━━ DATASET ENTRIES

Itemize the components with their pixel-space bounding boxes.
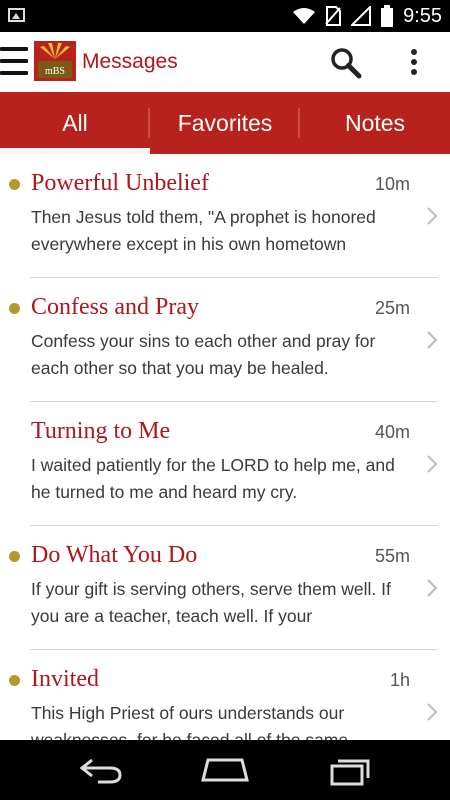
message-preview: I waited patiently for the LORD to help … xyxy=(31,455,395,502)
no-sim-icon xyxy=(325,6,342,26)
message-title: Invited xyxy=(31,666,99,692)
chevron-right-icon xyxy=(427,207,438,225)
unread-indicator xyxy=(9,179,20,190)
signal-icon xyxy=(351,6,372,26)
image-notification-icon xyxy=(8,8,25,22)
chevron-right-icon xyxy=(427,455,438,473)
status-time: 9:55 xyxy=(403,4,442,27)
page-title: Messages xyxy=(82,50,178,73)
tab-label: All xyxy=(62,109,88,136)
message-title: Powerful Unbelief xyxy=(31,170,209,196)
menu-icon[interactable] xyxy=(0,45,28,79)
overflow-menu-icon[interactable] xyxy=(402,45,426,79)
tab-notes[interactable]: Notes xyxy=(300,92,450,154)
tab-label: Favorites xyxy=(177,109,273,136)
message-time: 40m xyxy=(374,422,410,442)
message-list[interactable]: Powerful Unbelief 10m Then Jesus told th… xyxy=(0,154,450,740)
tab-label: Notes xyxy=(344,109,406,136)
message-time: 55m xyxy=(374,546,410,566)
unread-indicator xyxy=(9,551,20,562)
unread-indicator xyxy=(9,303,20,314)
app-logo[interactable]: mBS xyxy=(34,41,76,81)
message-preview: Confess your sins to each other and pray… xyxy=(31,331,376,378)
list-item[interactable]: Powerful Unbelief 10m Then Jesus told th… xyxy=(0,154,450,278)
list-item[interactable]: Turning to Me 40m I waited patiently for… xyxy=(0,402,450,526)
tab-favorites[interactable]: Favorites xyxy=(150,92,300,154)
message-title: Turning to Me xyxy=(31,418,171,444)
back-icon[interactable] xyxy=(76,754,126,786)
list-item[interactable]: Invited 1h This High Priest of ours unde… xyxy=(0,650,450,740)
chevron-right-icon xyxy=(427,331,438,349)
battery-icon xyxy=(381,5,394,27)
message-title: Do What You Do xyxy=(31,542,198,568)
chevron-right-icon xyxy=(427,703,438,721)
list-item[interactable]: Do What You Do 55m If your gift is servi… xyxy=(0,526,450,650)
message-preview: If your gift is serving others, serve th… xyxy=(31,579,391,626)
action-bar: mBS Messages xyxy=(0,32,450,92)
status-icons: 9:55 xyxy=(293,0,442,32)
tab-all[interactable]: All xyxy=(0,92,150,154)
message-time: 10m xyxy=(374,174,410,194)
message-time: 25m xyxy=(374,298,410,318)
message-time: 1h xyxy=(389,670,410,690)
message-preview: Then Jesus told them, "A prophet is hono… xyxy=(31,207,376,254)
status-bar: 9:55 xyxy=(0,0,450,32)
wifi-icon xyxy=(293,8,316,24)
chevron-right-icon xyxy=(427,579,438,597)
unread-indicator xyxy=(9,675,20,686)
list-item[interactable]: Confess and Pray 25m Confess your sins t… xyxy=(0,278,450,402)
search-icon[interactable] xyxy=(328,45,362,79)
message-title: Confess and Pray xyxy=(31,294,199,320)
svg-text:mBS: mBS xyxy=(45,66,65,77)
home-icon[interactable] xyxy=(200,754,250,786)
message-preview: This High Priest of ours understands our… xyxy=(31,703,349,740)
tab-bar: All Favorites Notes xyxy=(0,92,450,154)
navigation-bar xyxy=(0,740,450,800)
recent-apps-icon[interactable] xyxy=(326,754,376,786)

━━━━

_YOUR GOAL:_ Please retype every entry above line for line, with no changes, and leave out the pictures.

_TASK RESPONSE:_
Itemize the components with their pixel-space bounding boxes.
message-preview: I waited patiently for the LORD to help … xyxy=(31,455,395,502)
no-sim-icon xyxy=(325,6,342,26)
message-title: Invited xyxy=(31,666,99,692)
chevron-right-icon xyxy=(427,207,438,225)
unread-indicator xyxy=(9,179,20,190)
signal-icon xyxy=(351,6,372,26)
image-notification-icon xyxy=(8,8,25,22)
chevron-right-icon xyxy=(427,455,438,473)
status-time: 9:55 xyxy=(403,4,442,27)
page-title: Messages xyxy=(82,50,178,73)
tab-label: All xyxy=(62,109,88,136)
message-title: Powerful Unbelief xyxy=(31,170,209,196)
menu-icon[interactable] xyxy=(0,45,28,79)
overflow-menu-icon[interactable] xyxy=(402,45,426,79)
tab-notes[interactable]: Notes xyxy=(300,92,450,154)
tab-label: Favorites xyxy=(177,109,273,136)
message-time: 40m xyxy=(374,422,410,442)
message-list[interactable]: Powerful Unbelief 10m Then Jesus told th… xyxy=(0,154,450,740)
tab-label: Notes xyxy=(344,109,406,136)
message-time: 55m xyxy=(374,546,410,566)
unread-indicator xyxy=(9,551,20,562)
unread-indicator xyxy=(9,303,20,314)
app-logo[interactable]: mBS xyxy=(34,41,76,81)
message-preview: Confess your sins to each other and pray… xyxy=(31,331,376,378)
list-item[interactable]: Powerful Unbelief 10m Then Jesus told th… xyxy=(0,154,450,278)
list-item[interactable]: Turning to Me 40m I waited patiently for… xyxy=(0,402,450,526)
tab-favorites[interactable]: Favorites xyxy=(150,92,300,154)
message-title: Turning to Me xyxy=(31,418,171,444)
back-icon[interactable] xyxy=(76,754,126,786)
list-item[interactable]: Invited 1h This High Priest of ours unde… xyxy=(0,650,450,740)
chevron-right-icon xyxy=(427,331,438,349)
battery-icon xyxy=(381,5,394,27)
message-title: Do What You Do xyxy=(31,542,198,568)
chevron-right-icon xyxy=(427,703,438,721)
list-item[interactable]: Do What You Do 55m If your gift is servi… xyxy=(0,526,450,650)
message-preview: If your gift is serving others, serve th… xyxy=(31,579,391,626)
action-bar: mBS Messages xyxy=(0,32,450,92)
status-icons: 9:55 xyxy=(293,0,442,32)
tab-all[interactable]: All xyxy=(0,92,150,154)
message-time: 10m xyxy=(374,174,410,194)
message-time: 25m xyxy=(374,298,410,318)
message-time: 1h xyxy=(389,670,410,690)
message-preview: Then Jesus told them, "A prophet is hono… xyxy=(31,207,376,254)
status-bar: 9:55 xyxy=(0,0,450,32)
wifi-icon xyxy=(293,8,316,24)
chevron-right-icon xyxy=(427,579,438,597)
unread-indicator xyxy=(9,675,20,686)
list-item[interactable]: Confess and Pray 25m Confess your sins t… xyxy=(0,278,450,402)
search-icon[interactable] xyxy=(328,45,362,79)
message-title: Confess and Pray xyxy=(31,294,199,320)
svg-text:mBS: mBS xyxy=(45,66,65,77)
home-icon[interactable] xyxy=(200,754,250,786)
message-preview: This High Priest of ours understands our… xyxy=(31,703,349,740)
tab-bar: All Favorites Notes xyxy=(0,92,450,154)
navigation-bar xyxy=(0,740,450,800)
recent-apps-icon[interactable] xyxy=(326,754,376,786)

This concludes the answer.